Work required
Write out each record again exactly as it stands.
** start **
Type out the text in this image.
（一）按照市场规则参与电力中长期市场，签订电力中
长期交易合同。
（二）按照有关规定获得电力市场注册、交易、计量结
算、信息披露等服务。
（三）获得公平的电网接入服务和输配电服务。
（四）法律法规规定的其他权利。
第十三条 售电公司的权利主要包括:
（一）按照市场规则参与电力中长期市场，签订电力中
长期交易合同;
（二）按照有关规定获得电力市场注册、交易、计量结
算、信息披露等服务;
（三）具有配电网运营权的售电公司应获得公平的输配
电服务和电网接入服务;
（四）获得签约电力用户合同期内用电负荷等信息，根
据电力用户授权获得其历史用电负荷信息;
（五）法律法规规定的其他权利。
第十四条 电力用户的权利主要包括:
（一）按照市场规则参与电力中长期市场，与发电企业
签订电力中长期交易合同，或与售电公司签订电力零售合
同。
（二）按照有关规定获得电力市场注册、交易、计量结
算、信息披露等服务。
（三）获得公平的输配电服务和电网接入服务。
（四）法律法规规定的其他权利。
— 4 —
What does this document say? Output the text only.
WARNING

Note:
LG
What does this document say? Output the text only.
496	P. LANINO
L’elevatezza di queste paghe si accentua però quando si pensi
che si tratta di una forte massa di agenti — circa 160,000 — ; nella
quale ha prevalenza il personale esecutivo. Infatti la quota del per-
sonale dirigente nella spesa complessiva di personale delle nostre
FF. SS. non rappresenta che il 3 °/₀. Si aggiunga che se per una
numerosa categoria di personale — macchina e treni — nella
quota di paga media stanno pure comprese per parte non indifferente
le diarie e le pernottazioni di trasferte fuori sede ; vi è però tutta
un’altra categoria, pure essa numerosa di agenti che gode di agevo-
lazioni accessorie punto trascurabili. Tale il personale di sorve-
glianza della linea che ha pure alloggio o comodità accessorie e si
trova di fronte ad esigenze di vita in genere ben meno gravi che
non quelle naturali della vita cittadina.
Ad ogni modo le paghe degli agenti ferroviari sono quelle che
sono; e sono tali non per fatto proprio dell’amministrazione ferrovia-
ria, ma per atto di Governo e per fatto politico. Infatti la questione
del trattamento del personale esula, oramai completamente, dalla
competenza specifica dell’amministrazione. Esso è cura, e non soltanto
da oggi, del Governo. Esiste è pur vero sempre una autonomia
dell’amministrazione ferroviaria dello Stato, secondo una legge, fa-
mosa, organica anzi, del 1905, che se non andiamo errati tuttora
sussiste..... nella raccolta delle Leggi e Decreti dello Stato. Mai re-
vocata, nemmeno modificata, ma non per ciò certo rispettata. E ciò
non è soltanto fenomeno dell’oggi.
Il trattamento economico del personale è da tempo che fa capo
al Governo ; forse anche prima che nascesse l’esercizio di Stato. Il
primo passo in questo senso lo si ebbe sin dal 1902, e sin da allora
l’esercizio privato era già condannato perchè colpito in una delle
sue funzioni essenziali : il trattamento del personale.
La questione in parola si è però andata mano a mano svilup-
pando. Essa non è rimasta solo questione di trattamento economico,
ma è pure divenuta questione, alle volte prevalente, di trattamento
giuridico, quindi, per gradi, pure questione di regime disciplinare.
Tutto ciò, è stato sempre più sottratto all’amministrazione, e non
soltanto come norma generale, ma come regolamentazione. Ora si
** end **
Answer for the task
Type out the text in this image.
（一）按照市场规则参与电力中长期市场，签订电力中
长期交易合同。
（二）按照有关规定获得电力市场注册、交易、计量结
算、信息披露等服务。
（三）获得公平的电网接入服务和输配电服务。
（四）法律法规规定的其他权利。
第十三条 售电公司的权利主要包括:
（一）按照市场规则参与电力中长期市场，签订电力中
长期交易合同;
（二）按照有关规定获得电力市场注册、交易、计量结
算、信息披露等服务;
（三）具有配电网运营权的售电公司应获得公平的输配
电服务和电网接入服务;
（四）获得签约电力用户合同期内用电负荷等信息，根
据电力用户授权获得其历史用电负荷信息;
（五）法律法规规定的其他权利。
第十四条 电力用户的权利主要包括:
（一）按照市场规则参与电力中长期市场，与发电企业
签订电力中长期交易合同，或与售电公司签订电力零售合
同。
（二）按照有关规定获得电力市场注册、交易、计量结
算、信息披露等服务。
（三）获得公平的输配电服务和电网接入服务。
（四）法律法规规定的其他权利。
— 4 —
What does this document say? Output the text only.
WARNING

Note:
LG
What does this document say? Output the text only.
496	P. LANINO
L’elevatezza di queste paghe si accentua però quando si pensi
che si tratta di una forte massa di agenti — circa 160,000 — ; nella
quale ha prevalenza il personale esecutivo. Infatti la quota del per-
sonale dirigente nella spesa complessiva di personale delle nostre
FF. SS. non rappresenta che il 3 °/₀. Si aggiunga che se per una
numerosa categoria di personale — macchina e treni — nella
quota di paga media stanno pure comprese per parte non indifferente
le diarie e le pernottazioni di trasferte fuori sede ; vi è però tutta
un’altra categoria, pure essa numerosa di agenti che gode di agevo-
lazioni accessorie punto trascurabili. Tale il personale di sorve-
glianza della linea che ha pure alloggio o comodità accessorie e si
trova di fronte ad esigenze di vita in genere ben meno gravi che
non quelle naturali della vita cittadina.
Ad ogni modo le paghe degli agenti ferroviari sono quelle che
sono; e sono tali non per fatto proprio dell’amministrazione ferrovia-
ria, ma per atto di Governo e per fatto politico. Infatti la questione
del trattamento del personale esula, oramai completamente, dalla
competenza specifica dell’amministrazione. Esso è cura, e non soltanto
da oggi, del Governo. Esiste è pur vero sempre una autonomia
dell’amministrazione ferroviaria dello Stato, secondo una legge, fa-
mosa, organica anzi, del 1905, che se non andiamo errati tuttora
sussiste..... nella raccolta delle Leggi e Decreti dello Stato. Mai re-
vocata, nemmeno modificata, ma non per ciò certo rispettata. E ciò
non è soltanto fenomeno dell’oggi.
Il trattamento economico del personale è da tempo che fa capo
al Governo ; forse anche prima che nascesse l’esercizio di Stato. Il
primo passo in questo senso lo si ebbe sin dal 1902, e sin da allora
l’esercizio privato era già condannato perchè colpito in una delle
sue funzioni essenziali : il trattamento del personale.
La questione in parola si è però andata mano a mano svilup-
pando. Essa non è rimasta solo questione di trattamento economico,
ma è pure divenuta questione, alle volte prevalente, di trattamento
giuridico, quindi, per gradi, pure questione di regime disciplinare.
Tutto ciò, è stato sempre più sottratto all’amministrazione, e non
soltanto come norma generale, ma come regolamentazione. Ora si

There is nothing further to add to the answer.